## Listed entries
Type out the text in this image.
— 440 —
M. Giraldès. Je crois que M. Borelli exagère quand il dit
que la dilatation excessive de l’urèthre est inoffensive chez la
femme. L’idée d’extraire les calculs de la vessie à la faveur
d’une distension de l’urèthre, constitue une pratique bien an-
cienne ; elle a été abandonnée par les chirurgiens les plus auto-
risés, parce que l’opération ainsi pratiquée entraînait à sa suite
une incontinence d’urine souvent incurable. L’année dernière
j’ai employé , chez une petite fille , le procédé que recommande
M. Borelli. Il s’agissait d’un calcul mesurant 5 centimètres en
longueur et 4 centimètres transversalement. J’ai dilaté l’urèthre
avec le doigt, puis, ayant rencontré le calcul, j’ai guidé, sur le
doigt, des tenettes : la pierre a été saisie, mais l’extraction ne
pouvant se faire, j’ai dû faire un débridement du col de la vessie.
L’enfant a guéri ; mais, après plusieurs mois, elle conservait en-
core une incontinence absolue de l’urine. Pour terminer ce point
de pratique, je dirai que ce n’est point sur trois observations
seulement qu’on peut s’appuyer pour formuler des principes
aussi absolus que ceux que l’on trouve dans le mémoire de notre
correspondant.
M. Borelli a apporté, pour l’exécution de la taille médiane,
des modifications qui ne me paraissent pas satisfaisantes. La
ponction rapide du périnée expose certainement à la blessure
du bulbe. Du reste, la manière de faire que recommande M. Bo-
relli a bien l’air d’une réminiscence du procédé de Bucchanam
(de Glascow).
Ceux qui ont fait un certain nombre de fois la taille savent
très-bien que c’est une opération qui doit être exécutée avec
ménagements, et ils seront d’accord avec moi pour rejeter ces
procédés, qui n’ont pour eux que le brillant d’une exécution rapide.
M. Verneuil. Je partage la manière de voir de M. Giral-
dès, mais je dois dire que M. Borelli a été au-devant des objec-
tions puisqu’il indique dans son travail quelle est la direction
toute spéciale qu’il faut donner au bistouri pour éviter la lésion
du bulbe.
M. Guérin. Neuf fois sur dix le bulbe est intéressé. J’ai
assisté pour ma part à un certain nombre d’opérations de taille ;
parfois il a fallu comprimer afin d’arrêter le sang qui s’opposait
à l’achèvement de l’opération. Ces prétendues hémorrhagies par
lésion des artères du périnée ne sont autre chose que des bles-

==

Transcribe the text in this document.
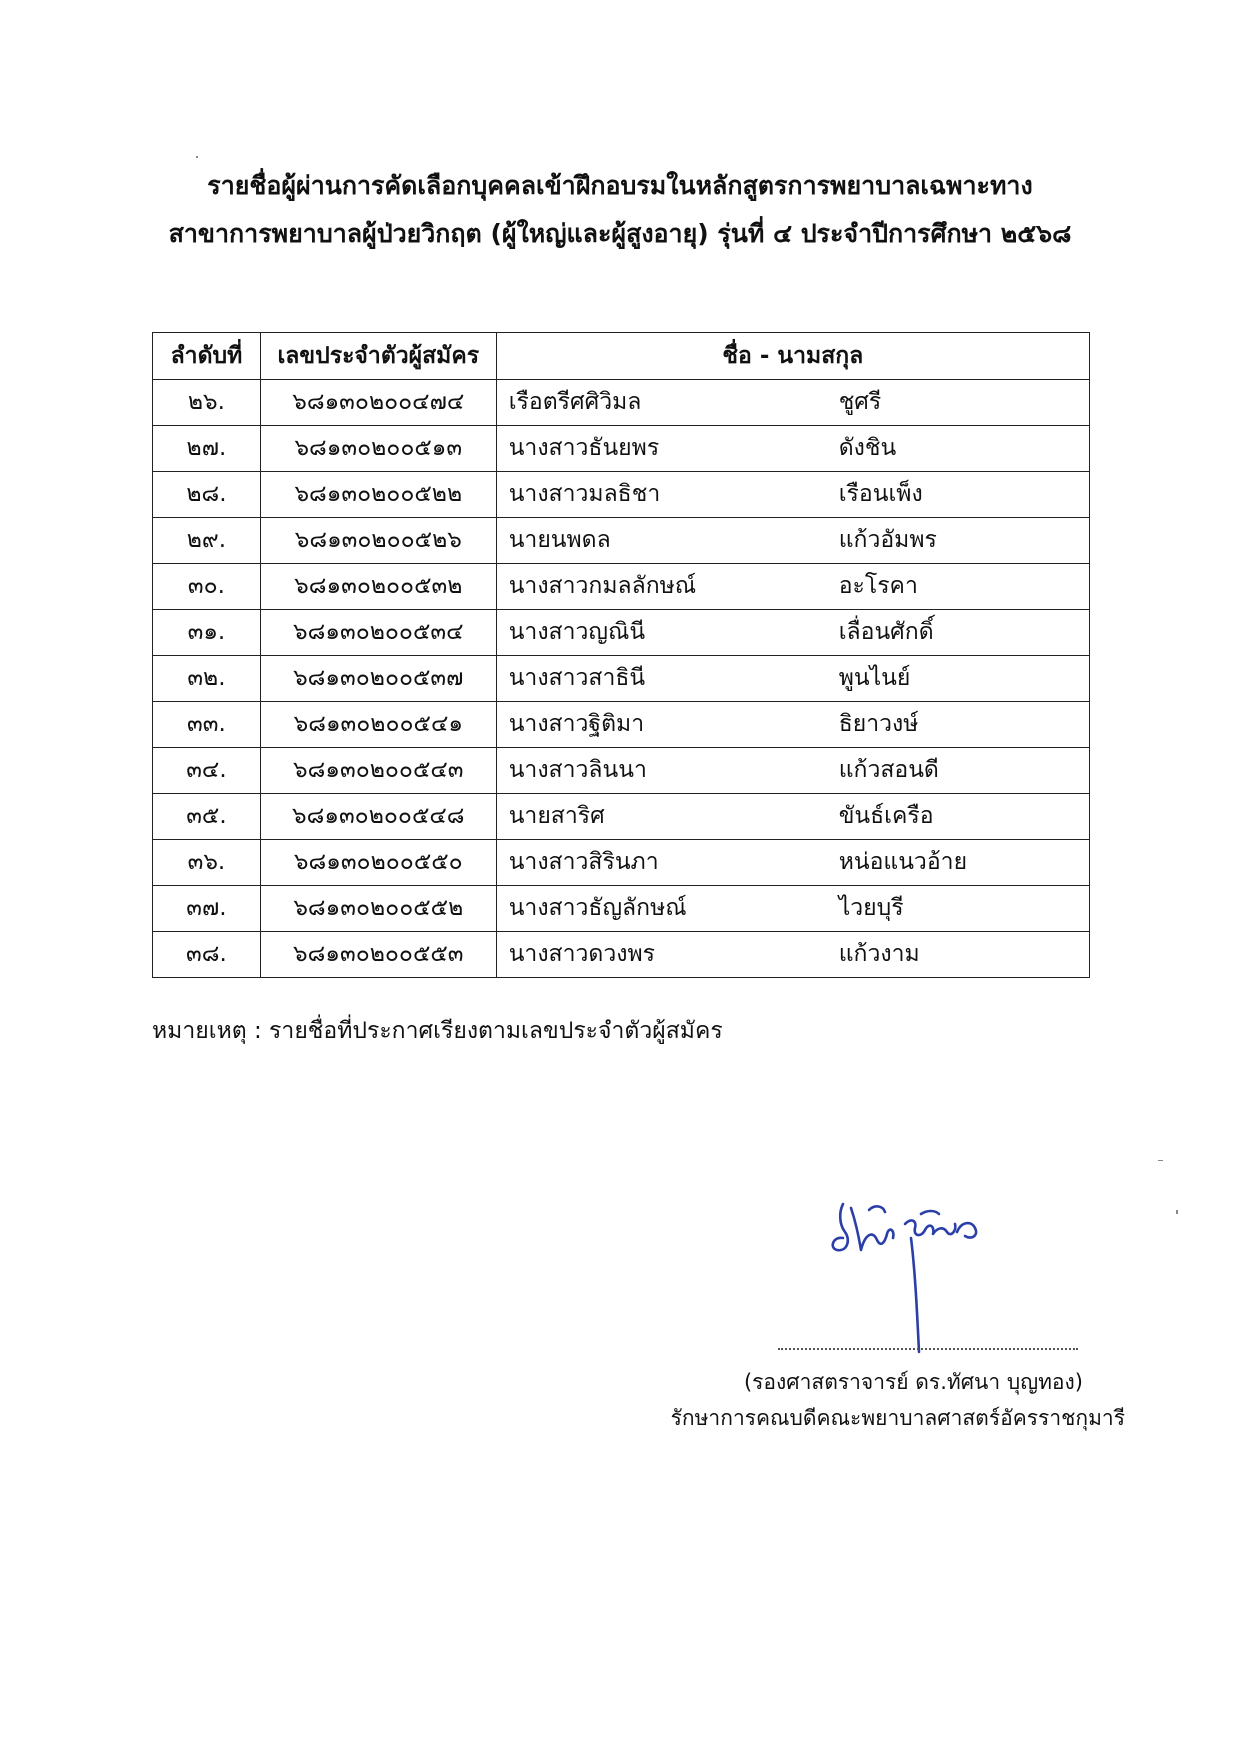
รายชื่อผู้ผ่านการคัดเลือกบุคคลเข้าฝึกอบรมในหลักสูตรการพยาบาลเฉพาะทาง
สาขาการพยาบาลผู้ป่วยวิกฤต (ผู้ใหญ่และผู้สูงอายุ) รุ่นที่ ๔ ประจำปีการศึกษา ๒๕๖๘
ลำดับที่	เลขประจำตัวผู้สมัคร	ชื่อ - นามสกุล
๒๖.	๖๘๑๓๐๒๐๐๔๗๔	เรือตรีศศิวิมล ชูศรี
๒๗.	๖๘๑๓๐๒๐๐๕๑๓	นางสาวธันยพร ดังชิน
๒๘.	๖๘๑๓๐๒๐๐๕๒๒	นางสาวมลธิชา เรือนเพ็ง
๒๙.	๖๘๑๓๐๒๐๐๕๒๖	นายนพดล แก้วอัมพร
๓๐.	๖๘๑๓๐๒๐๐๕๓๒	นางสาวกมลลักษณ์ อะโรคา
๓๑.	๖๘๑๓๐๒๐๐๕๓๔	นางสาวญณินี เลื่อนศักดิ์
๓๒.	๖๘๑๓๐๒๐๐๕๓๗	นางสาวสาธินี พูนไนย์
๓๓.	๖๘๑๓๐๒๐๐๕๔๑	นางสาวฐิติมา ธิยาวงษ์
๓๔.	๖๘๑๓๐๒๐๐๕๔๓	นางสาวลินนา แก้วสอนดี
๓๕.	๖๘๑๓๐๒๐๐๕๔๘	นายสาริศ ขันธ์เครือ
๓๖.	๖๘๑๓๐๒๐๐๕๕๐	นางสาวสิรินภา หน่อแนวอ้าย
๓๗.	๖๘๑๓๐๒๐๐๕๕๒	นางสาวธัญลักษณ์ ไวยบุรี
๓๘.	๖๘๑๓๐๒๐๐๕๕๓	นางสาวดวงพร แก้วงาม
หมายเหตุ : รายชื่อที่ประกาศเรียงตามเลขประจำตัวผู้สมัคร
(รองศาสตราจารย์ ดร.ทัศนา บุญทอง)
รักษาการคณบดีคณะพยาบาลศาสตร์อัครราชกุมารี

--

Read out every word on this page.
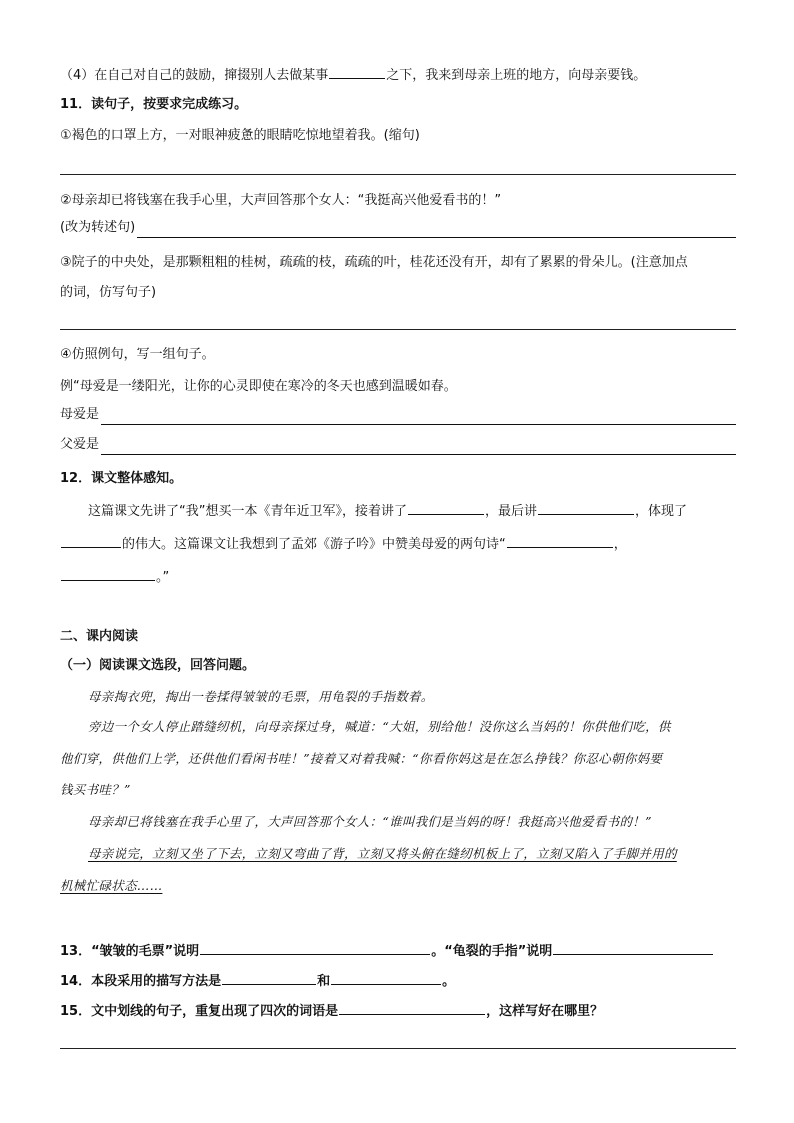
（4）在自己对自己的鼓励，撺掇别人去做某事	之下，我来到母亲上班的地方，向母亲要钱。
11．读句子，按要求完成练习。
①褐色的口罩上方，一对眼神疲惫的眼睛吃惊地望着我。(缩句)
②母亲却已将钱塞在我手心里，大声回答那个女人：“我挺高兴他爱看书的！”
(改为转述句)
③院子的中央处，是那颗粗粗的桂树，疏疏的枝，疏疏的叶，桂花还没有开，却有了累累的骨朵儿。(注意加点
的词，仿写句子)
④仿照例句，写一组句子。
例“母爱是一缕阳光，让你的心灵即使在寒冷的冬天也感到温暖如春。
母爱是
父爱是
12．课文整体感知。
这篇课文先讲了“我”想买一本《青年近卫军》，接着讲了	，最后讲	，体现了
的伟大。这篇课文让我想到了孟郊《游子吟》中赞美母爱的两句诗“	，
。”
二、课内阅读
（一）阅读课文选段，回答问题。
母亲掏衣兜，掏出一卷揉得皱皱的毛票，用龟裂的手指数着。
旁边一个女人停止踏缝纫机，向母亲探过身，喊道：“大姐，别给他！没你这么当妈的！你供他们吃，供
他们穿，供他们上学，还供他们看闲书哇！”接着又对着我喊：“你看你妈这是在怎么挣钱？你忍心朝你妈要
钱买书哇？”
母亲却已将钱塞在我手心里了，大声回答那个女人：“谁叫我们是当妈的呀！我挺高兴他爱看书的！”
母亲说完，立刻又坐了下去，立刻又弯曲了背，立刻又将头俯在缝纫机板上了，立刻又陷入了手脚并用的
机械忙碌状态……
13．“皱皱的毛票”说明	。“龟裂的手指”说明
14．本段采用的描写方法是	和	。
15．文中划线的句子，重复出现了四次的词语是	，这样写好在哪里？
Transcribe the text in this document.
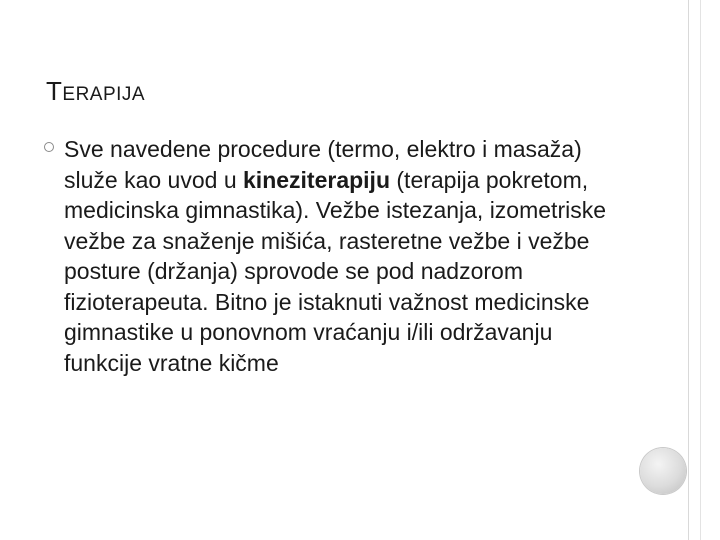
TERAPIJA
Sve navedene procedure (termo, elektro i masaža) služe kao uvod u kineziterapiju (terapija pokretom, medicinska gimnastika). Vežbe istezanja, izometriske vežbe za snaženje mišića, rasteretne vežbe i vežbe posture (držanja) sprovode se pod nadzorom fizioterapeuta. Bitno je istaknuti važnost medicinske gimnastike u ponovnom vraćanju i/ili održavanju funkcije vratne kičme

## Instructions for the task
Return all lines with the word "รายช" in them.

## Result of this task
รายชื่อผู้ผ่านการคัดเลือกบุคคลเข้าฝึกอบรมในหลักสูตรการพยาบาลเฉพาะทาง
หมายเหตุ : รายชื่อที่ประกาศเรียงตามเลขประจำตัวผู้สมัคร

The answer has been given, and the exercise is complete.